- [The task] Copy each line of the data below exactly, leaving out pictures.

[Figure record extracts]
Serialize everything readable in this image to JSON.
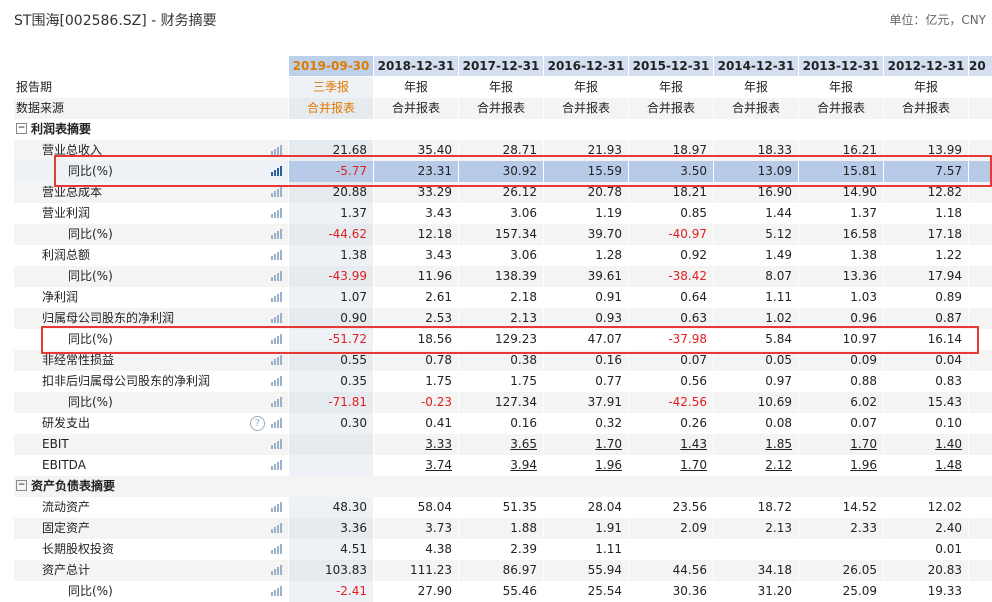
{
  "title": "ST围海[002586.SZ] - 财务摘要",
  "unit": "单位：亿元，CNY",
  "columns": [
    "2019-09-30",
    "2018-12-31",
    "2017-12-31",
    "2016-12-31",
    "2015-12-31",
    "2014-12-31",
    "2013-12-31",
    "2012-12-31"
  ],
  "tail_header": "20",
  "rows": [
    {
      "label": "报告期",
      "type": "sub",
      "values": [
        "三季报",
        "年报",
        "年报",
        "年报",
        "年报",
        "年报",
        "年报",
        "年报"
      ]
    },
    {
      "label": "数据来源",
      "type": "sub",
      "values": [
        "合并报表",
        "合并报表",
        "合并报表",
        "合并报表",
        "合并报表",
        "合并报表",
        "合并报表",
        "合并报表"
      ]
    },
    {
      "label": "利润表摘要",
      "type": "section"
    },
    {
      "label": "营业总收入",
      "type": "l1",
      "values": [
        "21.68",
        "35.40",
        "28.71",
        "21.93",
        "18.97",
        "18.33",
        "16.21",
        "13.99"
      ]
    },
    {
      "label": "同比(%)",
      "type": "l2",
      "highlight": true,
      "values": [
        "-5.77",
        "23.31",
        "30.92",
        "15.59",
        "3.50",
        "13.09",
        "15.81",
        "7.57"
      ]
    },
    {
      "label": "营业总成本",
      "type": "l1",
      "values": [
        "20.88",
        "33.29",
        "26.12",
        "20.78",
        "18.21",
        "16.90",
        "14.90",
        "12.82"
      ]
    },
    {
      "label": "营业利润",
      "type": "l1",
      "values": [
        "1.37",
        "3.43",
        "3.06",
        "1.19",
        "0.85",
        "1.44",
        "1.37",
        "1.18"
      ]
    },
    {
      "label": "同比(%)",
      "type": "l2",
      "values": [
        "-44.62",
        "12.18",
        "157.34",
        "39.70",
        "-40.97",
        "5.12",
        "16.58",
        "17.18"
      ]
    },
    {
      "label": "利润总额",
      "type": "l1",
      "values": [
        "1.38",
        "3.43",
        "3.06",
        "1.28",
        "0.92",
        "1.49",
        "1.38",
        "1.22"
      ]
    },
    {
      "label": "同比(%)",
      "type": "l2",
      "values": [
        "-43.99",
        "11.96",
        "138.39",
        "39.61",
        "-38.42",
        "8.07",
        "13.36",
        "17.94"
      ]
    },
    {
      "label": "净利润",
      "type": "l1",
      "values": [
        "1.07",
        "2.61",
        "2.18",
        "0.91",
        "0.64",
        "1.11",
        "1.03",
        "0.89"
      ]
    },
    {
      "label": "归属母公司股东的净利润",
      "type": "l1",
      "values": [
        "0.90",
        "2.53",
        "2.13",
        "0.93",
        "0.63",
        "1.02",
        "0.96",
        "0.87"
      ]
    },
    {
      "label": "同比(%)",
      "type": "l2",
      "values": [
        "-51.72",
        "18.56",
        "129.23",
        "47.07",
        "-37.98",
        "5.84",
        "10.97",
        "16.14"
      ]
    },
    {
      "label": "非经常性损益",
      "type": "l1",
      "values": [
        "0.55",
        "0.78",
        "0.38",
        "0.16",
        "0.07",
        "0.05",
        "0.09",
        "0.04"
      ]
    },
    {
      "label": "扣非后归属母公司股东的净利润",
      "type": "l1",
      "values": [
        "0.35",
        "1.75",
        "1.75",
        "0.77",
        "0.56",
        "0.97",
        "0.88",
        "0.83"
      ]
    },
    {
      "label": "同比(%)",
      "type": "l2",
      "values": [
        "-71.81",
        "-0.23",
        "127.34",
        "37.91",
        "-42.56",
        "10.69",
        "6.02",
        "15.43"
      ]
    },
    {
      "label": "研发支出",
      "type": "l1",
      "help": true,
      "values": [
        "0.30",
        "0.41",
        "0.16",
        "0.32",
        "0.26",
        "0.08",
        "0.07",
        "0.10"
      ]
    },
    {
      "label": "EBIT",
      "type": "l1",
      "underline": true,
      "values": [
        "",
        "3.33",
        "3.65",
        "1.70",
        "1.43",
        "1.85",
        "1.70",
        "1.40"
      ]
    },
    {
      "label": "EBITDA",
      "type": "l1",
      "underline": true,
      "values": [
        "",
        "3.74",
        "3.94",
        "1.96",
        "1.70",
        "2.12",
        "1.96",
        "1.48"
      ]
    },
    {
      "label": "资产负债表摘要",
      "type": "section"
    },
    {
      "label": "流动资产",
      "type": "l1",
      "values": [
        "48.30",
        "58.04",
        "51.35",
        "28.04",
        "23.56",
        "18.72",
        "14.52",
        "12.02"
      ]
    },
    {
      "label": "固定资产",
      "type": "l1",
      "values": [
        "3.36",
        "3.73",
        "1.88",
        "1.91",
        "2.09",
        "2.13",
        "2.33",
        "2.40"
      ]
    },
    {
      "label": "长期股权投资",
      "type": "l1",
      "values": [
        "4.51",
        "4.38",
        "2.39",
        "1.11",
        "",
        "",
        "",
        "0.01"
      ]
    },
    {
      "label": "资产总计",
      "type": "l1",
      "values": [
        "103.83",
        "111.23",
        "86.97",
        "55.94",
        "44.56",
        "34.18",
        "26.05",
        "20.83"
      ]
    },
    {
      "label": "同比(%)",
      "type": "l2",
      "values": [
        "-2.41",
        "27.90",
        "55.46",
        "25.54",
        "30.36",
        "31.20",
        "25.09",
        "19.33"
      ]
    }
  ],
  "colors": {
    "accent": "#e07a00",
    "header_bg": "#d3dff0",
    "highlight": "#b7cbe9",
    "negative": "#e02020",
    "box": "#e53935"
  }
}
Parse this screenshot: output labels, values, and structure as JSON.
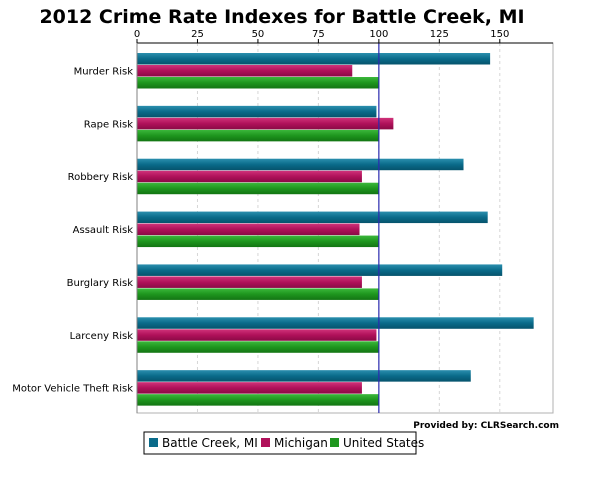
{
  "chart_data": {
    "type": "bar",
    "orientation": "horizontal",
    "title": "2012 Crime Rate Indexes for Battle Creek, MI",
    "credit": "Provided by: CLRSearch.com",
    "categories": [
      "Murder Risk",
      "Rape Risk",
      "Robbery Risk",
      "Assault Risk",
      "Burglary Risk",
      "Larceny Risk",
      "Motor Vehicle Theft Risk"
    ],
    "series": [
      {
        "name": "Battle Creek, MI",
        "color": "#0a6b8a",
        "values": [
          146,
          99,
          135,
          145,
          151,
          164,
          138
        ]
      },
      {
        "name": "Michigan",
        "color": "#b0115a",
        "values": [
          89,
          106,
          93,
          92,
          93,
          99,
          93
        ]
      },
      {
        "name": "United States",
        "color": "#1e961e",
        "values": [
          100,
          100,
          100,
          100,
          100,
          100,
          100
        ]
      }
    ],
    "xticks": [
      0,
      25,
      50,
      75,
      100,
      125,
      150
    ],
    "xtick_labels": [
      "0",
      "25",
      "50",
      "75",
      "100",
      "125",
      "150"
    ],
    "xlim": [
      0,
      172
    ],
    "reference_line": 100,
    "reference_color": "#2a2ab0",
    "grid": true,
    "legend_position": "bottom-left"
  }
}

- [Result]
Serialize everything readable in this image to JSON.
{
  "title": "ST围海[002586.SZ] - 财务摘要",
  "unit": "单位：亿元，CNY",
  "columns": [
    "2019-09-30",
    "2018-12-31",
    "2017-12-31",
    "2016-12-31",
    "2015-12-31",
    "2014-12-31",
    "2013-12-31",
    "2012-12-31"
  ],
  "tail_header": "20",
  "rows": [
    {
      "label": "报告期",
      "type": "sub",
      "values": [
        "三季报",
        "年报",
        "年报",
        "年报",
        "年报",
        "年报",
        "年报",
        "年报"
      ]
    },
    {
      "label": "数据来源",
      "type": "sub",
      "values": [
        "合并报表",
        "合并报表",
        "合并报表",
        "合并报表",
        "合并报表",
        "合并报表",
        "合并报表",
        "合并报表"
      ]
    },
    {
      "label": "利润表摘要",
      "type": "section"
    },
    {
      "label": "营业总收入",
      "type": "l1",
      "values": [
        "21.68",
        "35.40",
        "28.71",
        "21.93",
        "18.97",
        "18.33",
        "16.21",
        "13.99"
      ]
    },
    {
      "label": "同比(%)",
      "type": "l2",
      "highlight": true,
      "values": [
        "-5.77",
        "23.31",
        "30.92",
        "15.59",
        "3.50",
        "13.09",
        "15.81",
        "7.57"
      ]
    },
    {
      "label": "营业总成本",
      "type": "l1",
      "values": [
        "20.88",
        "33.29",
        "26.12",
        "20.78",
        "18.21",
        "16.90",
        "14.90",
        "12.82"
      ]
    },
    {
      "label": "营业利润",
      "type": "l1",
      "values": [
        "1.37",
        "3.43",
        "3.06",
        "1.19",
        "0.85",
        "1.44",
        "1.37",
        "1.18"
      ]
    },
    {
      "label": "同比(%)",
      "type": "l2",
      "values": [
        "-44.62",
        "12.18",
        "157.34",
        "39.70",
        "-40.97",
        "5.12",
        "16.58",
        "17.18"
      ]
    },
    {
      "label": "利润总额",
      "type": "l1",
      "values": [
        "1.38",
        "3.43",
        "3.06",
        "1.28",
        "0.92",
        "1.49",
        "1.38",
        "1.22"
      ]
    },
    {
      "label": "同比(%)",
      "type": "l2",
      "values": [
        "-43.99",
        "11.96",
        "138.39",
        "39.61",
        "-38.42",
        "8.07",
        "13.36",
        "17.94"
      ]
    },
    {
      "label": "净利润",
      "type": "l1",
      "values": [
        "1.07",
        "2.61",
        "2.18",
        "0.91",
        "0.64",
        "1.11",
        "1.03",
        "0.89"
      ]
    },
    {
      "label": "归属母公司股东的净利润",
      "type": "l1",
      "values": [
        "0.90",
        "2.53",
        "2.13",
        "0.93",
        "0.63",
        "1.02",
        "0.96",
        "0.87"
      ]
    },
    {
      "label": "同比(%)",
      "type": "l2",
      "values": [
        "-51.72",
        "18.56",
        "129.23",
        "47.07",
        "-37.98",
        "5.84",
        "10.97",
        "16.14"
      ]
    },
    {
      "label": "非经常性损益",
      "type": "l1",
      "values": [
        "0.55",
        "0.78",
        "0.38",
        "0.16",
        "0.07",
        "0.05",
        "0.09",
        "0.04"
      ]
    },
    {
      "label": "扣非后归属母公司股东的净利润",
      "type": "l1",
      "values": [
        "0.35",
        "1.75",
        "1.75",
        "0.77",
        "0.56",
        "0.97",
        "0.88",
        "0.83"
      ]
    },
    {
      "label": "同比(%)",
      "type": "l2",
      "values": [
        "-71.81",
        "-0.23",
        "127.34",
        "37.91",
        "-42.56",
        "10.69",
        "6.02",
        "15.43"
      ]
    },
    {
      "label": "研发支出",
      "type": "l1",
      "help": true,
      "values": [
        "0.30",
        "0.41",
        "0.16",
        "0.32",
        "0.26",
        "0.08",
        "0.07",
        "0.10"
      ]
    },
    {
      "label": "EBIT",
      "type": "l1",
      "underline": true,
      "values": [
        "",
        "3.33",
        "3.65",
        "1.70",
        "1.43",
        "1.85",
        "1.70",
        "1.40"
      ]
    },
    {
      "label": "EBITDA",
      "type": "l1",
      "underline": true,
      "values": [
        "",
        "3.74",
        "3.94",
        "1.96",
        "1.70",
        "2.12",
        "1.96",
        "1.48"
      ]
    },
    {
      "label": "资产负债表摘要",
      "type": "section"
    },
    {
      "label": "流动资产",
      "type": "l1",
      "values": [
        "48.30",
        "58.04",
        "51.35",
        "28.04",
        "23.56",
        "18.72",
        "14.52",
        "12.02"
      ]
    },
    {
      "label": "固定资产",
      "type": "l1",
      "values": [
        "3.36",
        "3.73",
        "1.88",
        "1.91",
        "2.09",
        "2.13",
        "2.33",
        "2.40"
      ]
    },
    {
      "label": "长期股权投资",
      "type": "l1",
      "values": [
        "4.51",
        "4.38",
        "2.39",
        "1.11",
        "",
        "",
        "",
        "0.01"
      ]
    },
    {
      "label": "资产总计",
      "type": "l1",
      "values": [
        "103.83",
        "111.23",
        "86.97",
        "55.94",
        "44.56",
        "34.18",
        "26.05",
        "20.83"
      ]
    },
    {
      "label": "同比(%)",
      "type": "l2",
      "values": [
        "-2.41",
        "27.90",
        "55.46",
        "25.54",
        "30.36",
        "31.20",
        "25.09",
        "19.33"
      ]
    }
  ],
  "colors": {
    "accent": "#e07a00",
    "header_bg": "#d3dff0",
    "highlight": "#b7cbe9",
    "negative": "#e02020",
    "box": "#e53935"
  }
}
Parse this screenshot: output labels, values, and structure as JSON.
{
  "chart_data": {
    "type": "bar",
    "orientation": "horizontal",
    "title": "2012 Crime Rate Indexes for Battle Creek, MI",
    "credit": "Provided by: CLRSearch.com",
    "categories": [
      "Murder Risk",
      "Rape Risk",
      "Robbery Risk",
      "Assault Risk",
      "Burglary Risk",
      "Larceny Risk",
      "Motor Vehicle Theft Risk"
    ],
    "series": [
      {
        "name": "Battle Creek, MI",
        "color": "#0a6b8a",
        "values": [
          146,
          99,
          135,
          145,
          151,
          164,
          138
        ]
      },
      {
        "name": "Michigan",
        "color": "#b0115a",
        "values": [
          89,
          106,
          93,
          92,
          93,
          99,
          93
        ]
      },
      {
        "name": "United States",
        "color": "#1e961e",
        "values": [
          100,
          100,
          100,
          100,
          100,
          100,
          100
        ]
      }
    ],
    "xticks": [
      0,
      25,
      50,
      75,
      100,
      125,
      150
    ],
    "xtick_labels": [
      "0",
      "25",
      "50",
      "75",
      "100",
      "125",
      "150"
    ],
    "xlim": [
      0,
      172
    ],
    "reference_line": 100,
    "reference_color": "#2a2ab0",
    "grid": true,
    "legend_position": "bottom-left"
  }
}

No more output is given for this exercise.